> _DATA PROVIDED_:
══════

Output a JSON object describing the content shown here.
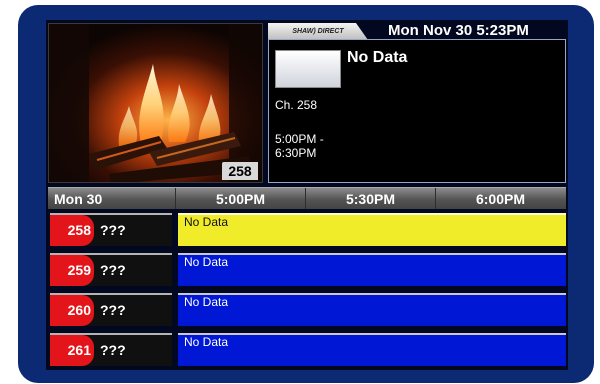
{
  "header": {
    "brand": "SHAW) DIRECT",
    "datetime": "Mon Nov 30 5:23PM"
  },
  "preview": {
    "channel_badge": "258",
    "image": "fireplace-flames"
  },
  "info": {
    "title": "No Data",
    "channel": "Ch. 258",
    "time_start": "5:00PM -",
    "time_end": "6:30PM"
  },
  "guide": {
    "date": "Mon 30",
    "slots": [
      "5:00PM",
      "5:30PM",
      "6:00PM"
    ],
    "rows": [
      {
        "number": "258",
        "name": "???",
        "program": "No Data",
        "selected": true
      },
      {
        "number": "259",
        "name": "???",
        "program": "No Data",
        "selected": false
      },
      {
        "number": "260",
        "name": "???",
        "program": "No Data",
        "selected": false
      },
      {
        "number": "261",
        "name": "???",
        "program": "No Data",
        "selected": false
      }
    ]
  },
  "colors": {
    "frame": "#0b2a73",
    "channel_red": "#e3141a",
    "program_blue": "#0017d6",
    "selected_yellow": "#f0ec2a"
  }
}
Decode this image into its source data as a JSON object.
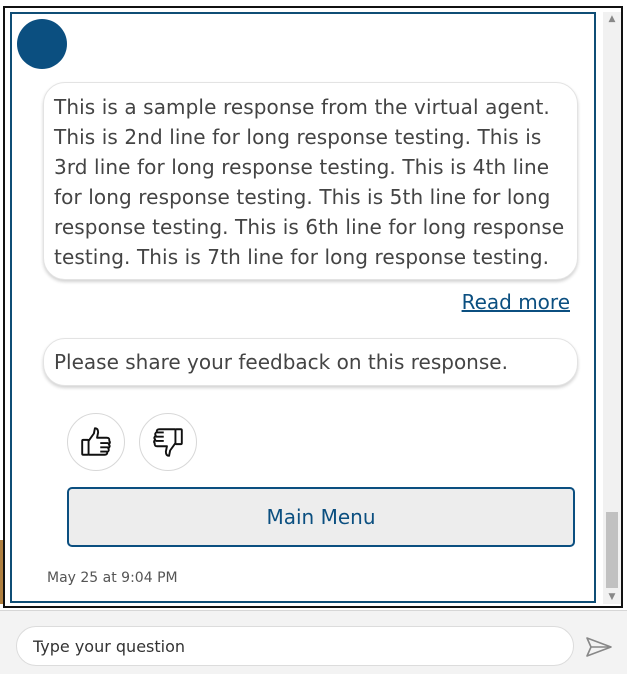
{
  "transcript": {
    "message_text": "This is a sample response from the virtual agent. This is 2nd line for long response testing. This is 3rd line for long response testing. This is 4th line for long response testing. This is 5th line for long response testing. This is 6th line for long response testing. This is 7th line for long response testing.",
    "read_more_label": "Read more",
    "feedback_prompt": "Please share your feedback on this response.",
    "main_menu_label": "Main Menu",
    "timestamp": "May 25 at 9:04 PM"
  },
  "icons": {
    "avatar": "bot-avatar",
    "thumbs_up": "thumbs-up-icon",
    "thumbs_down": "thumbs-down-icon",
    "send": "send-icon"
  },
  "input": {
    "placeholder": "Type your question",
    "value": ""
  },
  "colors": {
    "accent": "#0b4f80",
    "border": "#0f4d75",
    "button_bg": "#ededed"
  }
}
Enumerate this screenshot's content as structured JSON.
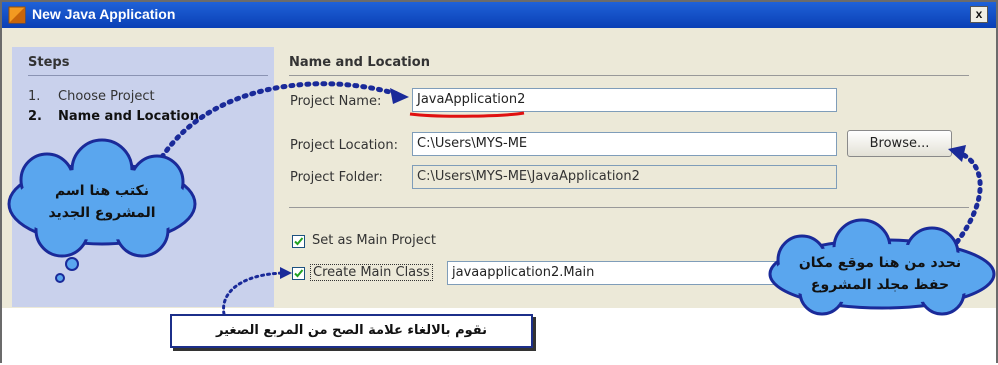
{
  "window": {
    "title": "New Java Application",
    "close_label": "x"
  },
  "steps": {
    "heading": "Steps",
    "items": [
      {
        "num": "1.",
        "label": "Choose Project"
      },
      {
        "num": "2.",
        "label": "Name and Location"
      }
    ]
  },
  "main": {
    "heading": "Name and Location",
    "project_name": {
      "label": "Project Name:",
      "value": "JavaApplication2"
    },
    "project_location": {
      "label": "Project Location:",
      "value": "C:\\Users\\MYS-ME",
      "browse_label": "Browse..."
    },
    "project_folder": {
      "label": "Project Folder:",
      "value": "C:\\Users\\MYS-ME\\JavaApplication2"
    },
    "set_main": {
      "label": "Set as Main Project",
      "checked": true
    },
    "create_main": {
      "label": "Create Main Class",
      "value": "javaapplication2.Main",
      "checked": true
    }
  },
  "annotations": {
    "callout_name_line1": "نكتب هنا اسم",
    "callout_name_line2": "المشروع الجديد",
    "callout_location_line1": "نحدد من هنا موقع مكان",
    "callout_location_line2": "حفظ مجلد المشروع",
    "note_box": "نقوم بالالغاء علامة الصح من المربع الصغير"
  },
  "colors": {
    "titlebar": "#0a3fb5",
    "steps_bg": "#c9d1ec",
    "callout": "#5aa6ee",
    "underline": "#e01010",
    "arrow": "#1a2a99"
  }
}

══════

> _TO BE DONE_: Word for word, quote the lines above. Omit the pictures.

> _RESULT_:
Output a JSON object describing the content shown here.
{
  "header": {
    "brand": "SHAW) DIRECT",
    "datetime": "Mon Nov 30 5:23PM"
  },
  "preview": {
    "channel_badge": "258",
    "image": "fireplace-flames"
  },
  "info": {
    "title": "No Data",
    "channel": "Ch. 258",
    "time_start": "5:00PM -",
    "time_end": "6:30PM"
  },
  "guide": {
    "date": "Mon 30",
    "slots": [
      "5:00PM",
      "5:30PM",
      "6:00PM"
    ],
    "rows": [
      {
        "number": "258",
        "name": "???",
        "program": "No Data",
        "selected": true
      },
      {
        "number": "259",
        "name": "???",
        "program": "No Data",
        "selected": false
      },
      {
        "number": "260",
        "name": "???",
        "program": "No Data",
        "selected": false
      },
      {
        "number": "261",
        "name": "???",
        "program": "No Data",
        "selected": false
      }
    ]
  },
  "colors": {
    "frame": "#0b2a73",
    "channel_red": "#e3141a",
    "program_blue": "#0017d6",
    "selected_yellow": "#f0ec2a"
  }
}
Decode this image into its source data as a JSON object.
{
  "transcript": {
    "message_text": "This is a sample response from the virtual agent. This is 2nd line for long response testing. This is 3rd line for long response testing. This is 4th line for long response testing. This is 5th line for long response testing. This is 6th line for long response testing. This is 7th line for long response testing.",
    "read_more_label": "Read more",
    "feedback_prompt": "Please share your feedback on this response.",
    "main_menu_label": "Main Menu",
    "timestamp": "May 25 at 9:04 PM"
  },
  "icons": {
    "avatar": "bot-avatar",
    "thumbs_up": "thumbs-up-icon",
    "thumbs_down": "thumbs-down-icon",
    "send": "send-icon"
  },
  "input": {
    "placeholder": "Type your question",
    "value": ""
  },
  "colors": {
    "accent": "#0b4f80",
    "border": "#0f4d75",
    "button_bg": "#ededed"
  }
}
Enumerate this screenshot's content as structured JSON.
{
  "window": {
    "title": "New Java Application",
    "close_label": "x"
  },
  "steps": {
    "heading": "Steps",
    "items": [
      {
        "num": "1.",
        "label": "Choose Project"
      },
      {
        "num": "2.",
        "label": "Name and Location"
      }
    ]
  },
  "main": {
    "heading": "Name and Location",
    "project_name": {
      "label": "Project Name:",
      "value": "JavaApplication2"
    },
    "project_location": {
      "label": "Project Location:",
      "value": "C:\\Users\\MYS-ME",
      "browse_label": "Browse..."
    },
    "project_folder": {
      "label": "Project Folder:",
      "value": "C:\\Users\\MYS-ME\\JavaApplication2"
    },
    "set_main": {
      "label": "Set as Main Project",
      "checked": true
    },
    "create_main": {
      "label": "Create Main Class",
      "value": "javaapplication2.Main",
      "checked": true
    }
  },
  "annotations": {
    "callout_name_line1": "نكتب هنا اسم",
    "callout_name_line2": "المشروع الجديد",
    "callout_location_line1": "نحدد من هنا موقع مكان",
    "callout_location_line2": "حفظ مجلد المشروع",
    "note_box": "نقوم بالالغاء علامة الصح من المربع الصغير"
  },
  "colors": {
    "titlebar": "#0a3fb5",
    "steps_bg": "#c9d1ec",
    "callout": "#5aa6ee",
    "underline": "#e01010",
    "arrow": "#1a2a99"
  }
}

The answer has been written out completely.